**TASK OBJECTIVE:**
An exact copy of every record is needed.

──────── RAW DATA ────────

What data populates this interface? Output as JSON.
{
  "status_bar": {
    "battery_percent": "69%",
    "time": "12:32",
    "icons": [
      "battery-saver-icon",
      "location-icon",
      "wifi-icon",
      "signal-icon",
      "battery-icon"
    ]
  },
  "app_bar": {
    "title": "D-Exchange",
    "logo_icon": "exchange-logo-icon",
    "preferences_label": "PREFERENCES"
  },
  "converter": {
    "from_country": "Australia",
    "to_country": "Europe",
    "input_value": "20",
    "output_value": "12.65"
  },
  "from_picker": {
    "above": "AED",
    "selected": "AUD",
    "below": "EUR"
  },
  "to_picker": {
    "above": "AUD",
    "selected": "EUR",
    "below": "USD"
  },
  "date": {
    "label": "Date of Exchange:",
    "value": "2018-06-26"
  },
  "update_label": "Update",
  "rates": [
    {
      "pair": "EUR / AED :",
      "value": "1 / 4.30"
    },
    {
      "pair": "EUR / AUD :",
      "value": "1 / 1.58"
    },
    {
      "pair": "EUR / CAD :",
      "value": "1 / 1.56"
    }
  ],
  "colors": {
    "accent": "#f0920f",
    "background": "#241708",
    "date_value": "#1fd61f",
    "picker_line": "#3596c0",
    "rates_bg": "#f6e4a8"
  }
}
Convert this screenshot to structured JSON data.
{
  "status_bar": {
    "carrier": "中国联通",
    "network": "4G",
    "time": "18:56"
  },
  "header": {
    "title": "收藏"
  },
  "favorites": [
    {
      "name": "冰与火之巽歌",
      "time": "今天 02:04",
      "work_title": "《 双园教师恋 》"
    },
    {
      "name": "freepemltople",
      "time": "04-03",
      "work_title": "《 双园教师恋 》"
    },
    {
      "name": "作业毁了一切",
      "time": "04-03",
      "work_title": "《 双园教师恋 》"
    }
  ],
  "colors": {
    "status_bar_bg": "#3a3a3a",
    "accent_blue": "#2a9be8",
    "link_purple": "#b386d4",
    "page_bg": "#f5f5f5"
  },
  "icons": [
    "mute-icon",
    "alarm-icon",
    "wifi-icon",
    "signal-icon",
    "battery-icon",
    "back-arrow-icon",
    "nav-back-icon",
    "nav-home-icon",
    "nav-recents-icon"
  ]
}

────────

**SOLUTION TO THE PROBLEM:**
What data populates this interface? Output as JSON.
{
  "status_bar": {
    "battery_percent": "69%",
    "time": "12:32",
    "icons": [
      "battery-saver-icon",
      "location-icon",
      "wifi-icon",
      "signal-icon",
      "battery-icon"
    ]
  },
  "app_bar": {
    "title": "D-Exchange",
    "logo_icon": "exchange-logo-icon",
    "preferences_label": "PREFERENCES"
  },
  "converter": {
    "from_country": "Australia",
    "to_country": "Europe",
    "input_value": "20",
    "output_value": "12.65"
  },
  "from_picker": {
    "above": "AED",
    "selected": "AUD",
    "below": "EUR"
  },
  "to_picker": {
    "above": "AUD",
    "selected": "EUR",
    "below": "USD"
  },
  "date": {
    "label": "Date of Exchange:",
    "value": "2018-06-26"
  },
  "update_label": "Update",
  "rates": [
    {
      "pair": "EUR / AED :",
      "value": "1 / 4.30"
    },
    {
      "pair": "EUR / AUD :",
      "value": "1 / 1.58"
    },
    {
      "pair": "EUR / CAD :",
      "value": "1 / 1.56"
    }
  ],
  "colors": {
    "accent": "#f0920f",
    "background": "#241708",
    "date_value": "#1fd61f",
    "picker_line": "#3596c0",
    "rates_bg": "#f6e4a8"
  }
}
Convert this screenshot to structured JSON data.
{
  "status_bar": {
    "carrier": "中国联通",
    "network": "4G",
    "time": "18:56"
  },
  "header": {
    "title": "收藏"
  },
  "favorites": [
    {
      "name": "冰与火之巽歌",
      "time": "今天 02:04",
      "work_title": "《 双园教师恋 》"
    },
    {
      "name": "freepemltople",
      "time": "04-03",
      "work_title": "《 双园教师恋 》"
    },
    {
      "name": "作业毁了一切",
      "time": "04-03",
      "work_title": "《 双园教师恋 》"
    }
  ],
  "colors": {
    "status_bar_bg": "#3a3a3a",
    "accent_blue": "#2a9be8",
    "link_purple": "#b386d4",
    "page_bg": "#f5f5f5"
  },
  "icons": [
    "mute-icon",
    "alarm-icon",
    "wifi-icon",
    "signal-icon",
    "battery-icon",
    "back-arrow-icon",
    "nav-back-icon",
    "nav-home-icon",
    "nav-recents-icon"
  ]
}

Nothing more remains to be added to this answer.